Find every line containing the word "color" and report the count, nothing more.
************
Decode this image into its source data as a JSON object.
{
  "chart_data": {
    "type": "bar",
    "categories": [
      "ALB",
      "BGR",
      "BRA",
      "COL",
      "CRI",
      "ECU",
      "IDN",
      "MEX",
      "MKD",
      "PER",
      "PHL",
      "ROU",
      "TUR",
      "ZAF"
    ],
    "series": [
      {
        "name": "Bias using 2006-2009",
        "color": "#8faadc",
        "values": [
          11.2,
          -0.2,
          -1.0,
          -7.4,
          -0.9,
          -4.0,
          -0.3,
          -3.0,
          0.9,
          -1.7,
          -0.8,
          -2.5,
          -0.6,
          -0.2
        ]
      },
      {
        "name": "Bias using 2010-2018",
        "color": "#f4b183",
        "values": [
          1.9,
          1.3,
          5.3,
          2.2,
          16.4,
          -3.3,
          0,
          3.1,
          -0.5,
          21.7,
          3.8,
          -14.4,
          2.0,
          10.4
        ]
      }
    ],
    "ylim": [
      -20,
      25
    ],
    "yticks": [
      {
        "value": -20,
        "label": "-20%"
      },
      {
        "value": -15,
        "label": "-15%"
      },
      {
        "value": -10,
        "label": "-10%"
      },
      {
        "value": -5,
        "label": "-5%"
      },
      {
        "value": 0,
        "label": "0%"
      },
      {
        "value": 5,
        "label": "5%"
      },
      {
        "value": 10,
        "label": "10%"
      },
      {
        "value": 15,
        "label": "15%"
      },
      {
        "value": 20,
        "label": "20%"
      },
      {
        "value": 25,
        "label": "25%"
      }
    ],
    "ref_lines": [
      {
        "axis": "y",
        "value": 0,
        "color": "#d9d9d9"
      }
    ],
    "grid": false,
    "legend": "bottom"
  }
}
************
Full solution:
3